Challenge -> Track down the lines that contain "รายการจ" and copy them.

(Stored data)
++++++++++

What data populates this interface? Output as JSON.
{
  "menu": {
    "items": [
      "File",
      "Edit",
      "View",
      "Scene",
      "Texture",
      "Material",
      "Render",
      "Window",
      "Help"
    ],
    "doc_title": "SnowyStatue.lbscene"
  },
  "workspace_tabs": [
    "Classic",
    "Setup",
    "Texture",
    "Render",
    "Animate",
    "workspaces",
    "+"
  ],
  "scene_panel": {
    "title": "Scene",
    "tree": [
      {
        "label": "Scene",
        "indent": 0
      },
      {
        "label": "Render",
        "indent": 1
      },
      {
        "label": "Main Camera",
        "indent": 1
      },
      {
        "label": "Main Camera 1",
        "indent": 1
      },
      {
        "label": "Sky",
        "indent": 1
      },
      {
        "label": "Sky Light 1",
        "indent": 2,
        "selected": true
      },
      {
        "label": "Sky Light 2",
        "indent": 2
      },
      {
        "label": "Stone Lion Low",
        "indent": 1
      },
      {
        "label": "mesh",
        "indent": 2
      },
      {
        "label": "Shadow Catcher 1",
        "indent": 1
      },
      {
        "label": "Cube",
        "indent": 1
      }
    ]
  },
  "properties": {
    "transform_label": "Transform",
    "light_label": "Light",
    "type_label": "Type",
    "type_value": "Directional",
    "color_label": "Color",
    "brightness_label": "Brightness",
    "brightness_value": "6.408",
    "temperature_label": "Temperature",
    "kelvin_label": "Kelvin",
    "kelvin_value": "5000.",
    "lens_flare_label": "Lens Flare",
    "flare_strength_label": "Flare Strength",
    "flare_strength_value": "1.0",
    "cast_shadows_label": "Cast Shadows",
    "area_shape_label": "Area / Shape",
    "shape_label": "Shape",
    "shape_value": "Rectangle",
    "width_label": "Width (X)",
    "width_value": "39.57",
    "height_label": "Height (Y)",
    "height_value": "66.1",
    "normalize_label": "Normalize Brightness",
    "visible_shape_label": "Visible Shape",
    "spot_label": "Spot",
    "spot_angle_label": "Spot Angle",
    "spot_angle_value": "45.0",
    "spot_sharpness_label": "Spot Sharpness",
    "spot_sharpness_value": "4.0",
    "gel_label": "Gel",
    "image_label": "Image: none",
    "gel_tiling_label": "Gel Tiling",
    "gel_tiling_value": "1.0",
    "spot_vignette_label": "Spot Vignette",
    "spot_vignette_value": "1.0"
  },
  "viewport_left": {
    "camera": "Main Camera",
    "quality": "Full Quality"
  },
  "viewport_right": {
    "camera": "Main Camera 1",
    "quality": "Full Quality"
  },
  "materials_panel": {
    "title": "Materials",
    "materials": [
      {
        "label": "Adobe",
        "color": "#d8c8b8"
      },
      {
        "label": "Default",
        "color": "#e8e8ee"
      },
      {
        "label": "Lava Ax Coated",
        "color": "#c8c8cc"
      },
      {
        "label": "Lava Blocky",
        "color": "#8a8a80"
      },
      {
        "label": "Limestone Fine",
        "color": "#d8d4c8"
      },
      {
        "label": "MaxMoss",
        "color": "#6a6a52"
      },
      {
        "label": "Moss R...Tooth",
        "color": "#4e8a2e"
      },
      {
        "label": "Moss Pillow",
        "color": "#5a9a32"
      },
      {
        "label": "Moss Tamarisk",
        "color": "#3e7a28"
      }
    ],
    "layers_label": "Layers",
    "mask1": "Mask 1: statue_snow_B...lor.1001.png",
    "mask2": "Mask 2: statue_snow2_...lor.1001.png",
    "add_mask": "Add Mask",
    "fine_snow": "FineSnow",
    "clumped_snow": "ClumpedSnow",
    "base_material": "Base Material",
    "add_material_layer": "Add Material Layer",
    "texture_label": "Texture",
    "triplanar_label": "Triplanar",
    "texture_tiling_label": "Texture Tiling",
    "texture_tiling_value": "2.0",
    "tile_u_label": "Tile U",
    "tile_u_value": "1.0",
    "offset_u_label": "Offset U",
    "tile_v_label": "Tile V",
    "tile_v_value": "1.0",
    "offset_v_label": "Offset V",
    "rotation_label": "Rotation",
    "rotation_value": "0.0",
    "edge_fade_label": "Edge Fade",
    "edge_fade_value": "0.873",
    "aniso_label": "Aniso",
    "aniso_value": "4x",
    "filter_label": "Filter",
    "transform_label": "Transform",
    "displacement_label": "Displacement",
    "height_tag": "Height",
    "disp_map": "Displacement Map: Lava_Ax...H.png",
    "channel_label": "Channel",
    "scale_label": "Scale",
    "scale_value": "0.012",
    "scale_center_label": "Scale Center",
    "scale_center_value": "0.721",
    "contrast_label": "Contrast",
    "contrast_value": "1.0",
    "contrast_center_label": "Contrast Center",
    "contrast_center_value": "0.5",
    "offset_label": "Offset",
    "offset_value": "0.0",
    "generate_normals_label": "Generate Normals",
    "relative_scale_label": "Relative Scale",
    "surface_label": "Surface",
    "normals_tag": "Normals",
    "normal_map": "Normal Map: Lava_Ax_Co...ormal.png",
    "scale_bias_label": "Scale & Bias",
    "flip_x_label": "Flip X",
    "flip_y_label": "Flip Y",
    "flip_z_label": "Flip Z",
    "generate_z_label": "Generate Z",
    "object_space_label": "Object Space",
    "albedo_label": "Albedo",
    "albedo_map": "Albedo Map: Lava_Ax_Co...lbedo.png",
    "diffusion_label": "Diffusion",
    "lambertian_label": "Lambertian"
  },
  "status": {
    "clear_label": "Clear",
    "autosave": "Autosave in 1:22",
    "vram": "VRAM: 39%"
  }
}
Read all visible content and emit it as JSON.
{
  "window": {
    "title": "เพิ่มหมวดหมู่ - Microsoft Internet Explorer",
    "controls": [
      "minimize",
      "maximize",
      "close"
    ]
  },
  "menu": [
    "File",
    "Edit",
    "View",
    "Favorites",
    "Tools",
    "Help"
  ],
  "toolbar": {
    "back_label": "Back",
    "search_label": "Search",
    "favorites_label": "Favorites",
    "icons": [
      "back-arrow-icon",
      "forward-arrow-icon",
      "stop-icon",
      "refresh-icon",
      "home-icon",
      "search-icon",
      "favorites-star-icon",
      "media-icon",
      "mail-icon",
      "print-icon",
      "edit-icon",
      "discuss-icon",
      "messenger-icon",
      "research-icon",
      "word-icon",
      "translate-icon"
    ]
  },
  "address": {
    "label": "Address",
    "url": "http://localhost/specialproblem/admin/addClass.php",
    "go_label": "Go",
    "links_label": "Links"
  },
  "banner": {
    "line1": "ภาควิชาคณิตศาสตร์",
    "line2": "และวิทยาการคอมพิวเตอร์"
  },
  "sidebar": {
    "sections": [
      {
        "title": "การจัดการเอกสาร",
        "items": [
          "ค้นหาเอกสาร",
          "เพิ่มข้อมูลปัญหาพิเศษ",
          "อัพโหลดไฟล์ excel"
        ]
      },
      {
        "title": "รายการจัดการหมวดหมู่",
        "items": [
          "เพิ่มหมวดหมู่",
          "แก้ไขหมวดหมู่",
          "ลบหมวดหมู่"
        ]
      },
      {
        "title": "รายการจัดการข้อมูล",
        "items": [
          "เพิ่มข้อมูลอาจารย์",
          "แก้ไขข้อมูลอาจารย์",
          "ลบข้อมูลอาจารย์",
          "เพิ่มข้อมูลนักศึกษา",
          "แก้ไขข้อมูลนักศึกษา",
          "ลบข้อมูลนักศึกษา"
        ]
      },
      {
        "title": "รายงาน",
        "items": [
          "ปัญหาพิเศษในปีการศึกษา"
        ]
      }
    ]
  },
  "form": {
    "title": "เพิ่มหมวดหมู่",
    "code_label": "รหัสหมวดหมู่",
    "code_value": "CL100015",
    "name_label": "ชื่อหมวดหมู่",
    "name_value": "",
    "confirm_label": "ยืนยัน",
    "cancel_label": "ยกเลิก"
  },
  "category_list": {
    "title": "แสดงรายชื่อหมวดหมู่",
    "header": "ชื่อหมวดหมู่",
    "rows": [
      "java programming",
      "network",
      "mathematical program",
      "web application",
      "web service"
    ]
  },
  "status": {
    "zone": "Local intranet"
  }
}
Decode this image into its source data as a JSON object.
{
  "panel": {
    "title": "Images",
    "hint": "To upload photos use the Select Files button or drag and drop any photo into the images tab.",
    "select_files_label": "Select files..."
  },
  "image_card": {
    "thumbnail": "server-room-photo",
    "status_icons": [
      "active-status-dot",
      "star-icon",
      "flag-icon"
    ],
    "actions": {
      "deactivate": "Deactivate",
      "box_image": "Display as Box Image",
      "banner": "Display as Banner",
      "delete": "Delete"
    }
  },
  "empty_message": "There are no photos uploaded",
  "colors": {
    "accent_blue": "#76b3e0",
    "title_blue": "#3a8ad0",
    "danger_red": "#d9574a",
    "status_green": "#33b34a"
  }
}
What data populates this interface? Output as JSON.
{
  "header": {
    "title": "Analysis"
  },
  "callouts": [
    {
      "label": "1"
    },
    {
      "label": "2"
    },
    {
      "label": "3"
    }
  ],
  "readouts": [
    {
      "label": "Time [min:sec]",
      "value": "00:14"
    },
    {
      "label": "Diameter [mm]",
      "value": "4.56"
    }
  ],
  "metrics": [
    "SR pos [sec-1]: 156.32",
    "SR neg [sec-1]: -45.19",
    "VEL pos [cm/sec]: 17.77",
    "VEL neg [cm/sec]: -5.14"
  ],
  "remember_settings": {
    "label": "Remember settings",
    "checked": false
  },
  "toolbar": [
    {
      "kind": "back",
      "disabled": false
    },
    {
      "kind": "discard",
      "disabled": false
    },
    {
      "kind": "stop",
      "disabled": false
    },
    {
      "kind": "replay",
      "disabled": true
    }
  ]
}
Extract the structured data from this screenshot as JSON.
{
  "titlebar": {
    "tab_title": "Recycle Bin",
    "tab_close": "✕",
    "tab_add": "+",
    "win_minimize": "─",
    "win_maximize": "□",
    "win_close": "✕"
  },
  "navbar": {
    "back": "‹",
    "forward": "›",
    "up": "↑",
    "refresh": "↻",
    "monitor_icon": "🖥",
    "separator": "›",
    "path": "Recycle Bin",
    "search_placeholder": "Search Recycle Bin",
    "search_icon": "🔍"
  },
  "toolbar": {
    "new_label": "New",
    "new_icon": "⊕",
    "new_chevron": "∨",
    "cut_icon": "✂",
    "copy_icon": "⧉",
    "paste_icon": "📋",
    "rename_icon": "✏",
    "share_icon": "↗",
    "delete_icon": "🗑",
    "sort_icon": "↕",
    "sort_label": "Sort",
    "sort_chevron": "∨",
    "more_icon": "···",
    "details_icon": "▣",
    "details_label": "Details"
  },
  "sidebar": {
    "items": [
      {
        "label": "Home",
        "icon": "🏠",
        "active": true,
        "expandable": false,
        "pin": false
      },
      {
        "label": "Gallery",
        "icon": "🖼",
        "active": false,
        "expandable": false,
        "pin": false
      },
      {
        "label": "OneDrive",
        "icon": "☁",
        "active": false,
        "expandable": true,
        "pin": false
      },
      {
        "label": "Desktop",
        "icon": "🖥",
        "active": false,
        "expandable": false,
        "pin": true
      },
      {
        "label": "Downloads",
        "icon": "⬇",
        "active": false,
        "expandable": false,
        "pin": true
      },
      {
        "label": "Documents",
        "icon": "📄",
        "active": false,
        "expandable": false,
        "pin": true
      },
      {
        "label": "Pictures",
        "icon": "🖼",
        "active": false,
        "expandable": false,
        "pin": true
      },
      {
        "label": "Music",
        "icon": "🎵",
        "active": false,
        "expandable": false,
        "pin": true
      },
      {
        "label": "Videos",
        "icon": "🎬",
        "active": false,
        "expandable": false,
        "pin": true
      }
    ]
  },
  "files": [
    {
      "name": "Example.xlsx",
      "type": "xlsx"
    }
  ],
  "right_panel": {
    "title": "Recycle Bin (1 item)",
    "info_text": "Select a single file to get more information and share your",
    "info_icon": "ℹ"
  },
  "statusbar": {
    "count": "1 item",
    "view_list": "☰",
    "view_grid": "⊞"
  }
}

++++++++++

Task solution ->
        "title": "รายการจัดการหมวดหมู่",
        "title": "รายการจัดการข้อมูล",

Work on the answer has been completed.